Page extract:
____

Children suffering with AA have been affected most, as AA is one the most common abdominal emergencies affecting paediatric patients (3),(4). In case of AA in children, an early surgical treatment can prevent complications such as appendicular perforation and other postoperative complications. Delay in diagnosis of AA leads to an increased risk of peritonitis, abscess formation, sepsis, wound infection, and bowel obstruction. Generally, appendicular perforation occurs 3 to 5 days after the onset of symptoms, and its rate in children aged 10-17 years is around 20% (5). Abscess formation rate in children with perforated appendicitis is approximately 20% (6). During COVID-19 pandemic, it is expected that patients receive medical care at a later stage of the disease and present with significant complications. This study aimed to assess the impact of COVID-19 on the time elapsed between onset of symptoms to the diagnosis of AA and also the effect of delayed presentation on length of hospital stay and postoperative complications.

Material and Methods

This was a retrospective study conducted at Chacha Nehru Bal; Chikitsalaya, New Delhi a tertiary care paediatric surgery centre in New Delhi, India. Approval was obtained from Institutional Ethical Comittee (F.1/IEC/CNBC/13/09/2020/84/17210). A retrospective chart review of all patients who underwent open appendectomy from 23rd March 2020 to 22nd July 2020 was done (PG group). Patients with incomplete records were excluded from the study. As it was intended to compare with non COVID-19 period, a similar cohort from 23rd March 2019 to 22nd July 2019 was taken (NPG group).

Data on patient demographics, clinical history, haematological and radiological features and outcome were collected. Clinical history was thoroughly reviewed and time from onset of symptom till the surgery (delay) was noted. The operative notes review included presence of intraperitoneal collection, appendicular and cecal gangrene which were referred as complicated AA. Other clinical course markers were collected including length of hospital stay, need for any bowel diversion and Surgical Site Infection (SSI). Haematological parameters review included Total Leucocyte Counts (TLC), C-Reactive Protein (CRP), serum creatinine, blood and pus culture.

____

Given information:
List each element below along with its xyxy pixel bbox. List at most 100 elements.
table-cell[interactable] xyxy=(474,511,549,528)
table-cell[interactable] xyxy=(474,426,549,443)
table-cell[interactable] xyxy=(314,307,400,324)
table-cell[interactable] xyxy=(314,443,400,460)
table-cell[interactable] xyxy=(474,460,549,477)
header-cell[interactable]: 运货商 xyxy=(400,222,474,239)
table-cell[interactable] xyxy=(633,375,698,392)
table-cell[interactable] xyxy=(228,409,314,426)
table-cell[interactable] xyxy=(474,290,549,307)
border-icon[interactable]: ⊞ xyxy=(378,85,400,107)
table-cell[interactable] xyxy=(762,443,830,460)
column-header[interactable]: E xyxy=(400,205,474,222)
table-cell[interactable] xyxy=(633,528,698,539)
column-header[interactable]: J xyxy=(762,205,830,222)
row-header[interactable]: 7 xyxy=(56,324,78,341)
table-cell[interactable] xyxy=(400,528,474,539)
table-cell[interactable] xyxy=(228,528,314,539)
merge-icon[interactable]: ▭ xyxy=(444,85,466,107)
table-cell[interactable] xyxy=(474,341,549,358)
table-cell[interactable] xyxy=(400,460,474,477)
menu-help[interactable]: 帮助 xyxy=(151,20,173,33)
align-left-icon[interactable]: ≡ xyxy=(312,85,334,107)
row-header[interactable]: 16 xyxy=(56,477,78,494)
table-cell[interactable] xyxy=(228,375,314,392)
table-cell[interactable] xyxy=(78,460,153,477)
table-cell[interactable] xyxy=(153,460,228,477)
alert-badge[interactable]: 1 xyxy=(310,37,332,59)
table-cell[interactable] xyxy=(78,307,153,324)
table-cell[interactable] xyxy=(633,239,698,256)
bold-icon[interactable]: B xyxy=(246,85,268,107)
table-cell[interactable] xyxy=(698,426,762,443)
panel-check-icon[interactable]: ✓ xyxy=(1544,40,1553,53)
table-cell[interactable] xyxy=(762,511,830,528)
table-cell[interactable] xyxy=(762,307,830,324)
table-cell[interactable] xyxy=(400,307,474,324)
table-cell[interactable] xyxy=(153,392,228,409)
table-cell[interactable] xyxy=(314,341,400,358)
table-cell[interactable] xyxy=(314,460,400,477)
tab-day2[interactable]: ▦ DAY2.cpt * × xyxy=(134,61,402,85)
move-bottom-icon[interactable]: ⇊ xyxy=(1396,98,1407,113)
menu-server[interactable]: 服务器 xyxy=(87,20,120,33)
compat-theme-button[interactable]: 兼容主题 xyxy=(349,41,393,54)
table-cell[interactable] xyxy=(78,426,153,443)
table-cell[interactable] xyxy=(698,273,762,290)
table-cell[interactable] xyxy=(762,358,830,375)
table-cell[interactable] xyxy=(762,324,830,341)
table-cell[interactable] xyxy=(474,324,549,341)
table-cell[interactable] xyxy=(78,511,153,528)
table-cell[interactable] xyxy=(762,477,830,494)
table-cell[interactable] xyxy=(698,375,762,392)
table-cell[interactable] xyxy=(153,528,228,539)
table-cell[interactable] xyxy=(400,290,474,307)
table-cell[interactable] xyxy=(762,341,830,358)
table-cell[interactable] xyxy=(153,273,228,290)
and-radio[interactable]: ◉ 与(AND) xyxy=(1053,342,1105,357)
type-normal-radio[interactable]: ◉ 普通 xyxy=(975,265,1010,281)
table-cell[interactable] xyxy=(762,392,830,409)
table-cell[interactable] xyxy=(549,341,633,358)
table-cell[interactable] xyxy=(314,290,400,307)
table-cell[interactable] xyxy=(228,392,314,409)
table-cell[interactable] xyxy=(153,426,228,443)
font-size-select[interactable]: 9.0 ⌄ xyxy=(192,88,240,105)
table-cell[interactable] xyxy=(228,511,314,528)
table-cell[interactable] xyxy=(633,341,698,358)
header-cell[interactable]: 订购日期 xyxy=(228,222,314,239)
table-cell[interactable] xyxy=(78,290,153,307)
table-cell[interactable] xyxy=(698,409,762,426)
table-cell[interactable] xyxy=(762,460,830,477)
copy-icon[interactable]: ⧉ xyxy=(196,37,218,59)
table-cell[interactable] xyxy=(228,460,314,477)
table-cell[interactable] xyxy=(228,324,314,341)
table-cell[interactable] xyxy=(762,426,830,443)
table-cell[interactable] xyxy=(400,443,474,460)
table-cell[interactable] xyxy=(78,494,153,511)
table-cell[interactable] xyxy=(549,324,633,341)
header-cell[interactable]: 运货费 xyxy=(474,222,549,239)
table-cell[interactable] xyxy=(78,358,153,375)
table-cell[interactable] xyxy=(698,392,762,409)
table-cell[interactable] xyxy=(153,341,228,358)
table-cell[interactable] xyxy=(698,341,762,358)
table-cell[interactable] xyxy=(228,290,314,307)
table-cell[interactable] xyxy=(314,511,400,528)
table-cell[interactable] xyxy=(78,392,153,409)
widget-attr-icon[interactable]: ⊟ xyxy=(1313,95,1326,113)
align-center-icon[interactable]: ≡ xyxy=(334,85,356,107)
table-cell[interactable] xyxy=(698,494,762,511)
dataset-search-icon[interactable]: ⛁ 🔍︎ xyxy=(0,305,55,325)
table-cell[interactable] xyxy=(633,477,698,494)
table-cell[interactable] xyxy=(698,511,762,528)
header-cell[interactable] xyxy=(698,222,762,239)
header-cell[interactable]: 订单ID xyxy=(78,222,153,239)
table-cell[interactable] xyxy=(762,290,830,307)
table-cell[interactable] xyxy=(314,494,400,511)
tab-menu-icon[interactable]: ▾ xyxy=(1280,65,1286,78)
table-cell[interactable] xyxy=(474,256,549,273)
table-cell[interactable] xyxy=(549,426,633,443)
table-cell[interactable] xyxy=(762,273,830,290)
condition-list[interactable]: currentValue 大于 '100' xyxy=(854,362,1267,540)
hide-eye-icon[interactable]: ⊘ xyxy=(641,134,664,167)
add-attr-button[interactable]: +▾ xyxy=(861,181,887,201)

____

Problems to work on:
1. Answer these from the appendicitis text:
(a) What is the approximate abscess formation rate in children with perforated appendicitis?
(b) What period does the NPG group cover?
(c) Which operative findings were referred to as complicated AA?
2. Please reproduce the part of the appendicitis text starting with "This was a retrospective" and going on through "taken (NPG group).".

Solutions by task:
1.
(a) Approximately 20%.
(b) 23rd March 2019 to 22nd July 2019.
(c) Presence of intraperitoneal collection, appendicular gangrene and cecal gangrene.

2.
This was a retrospective study conducted at Chacha Nehru Bal; Chikitsalaya, New Delhi a tertiary care paediatric surgery centre in New Delhi, India. Approval was obtained from Institutional Ethical Comittee (F.1/IEC/CNBC/13/09/2020/84/17210). A retrospective chart review of all patients who underwent open appendectomy from 23rd March 2020 to 22nd July 2020 was done (PG group). Patients with incomplete records were excluded from the study. As it was intended to compare with non COVID-19 period, a similar cohort from 23rd March 2019 to 22nd July 2019 was taken (NPG group).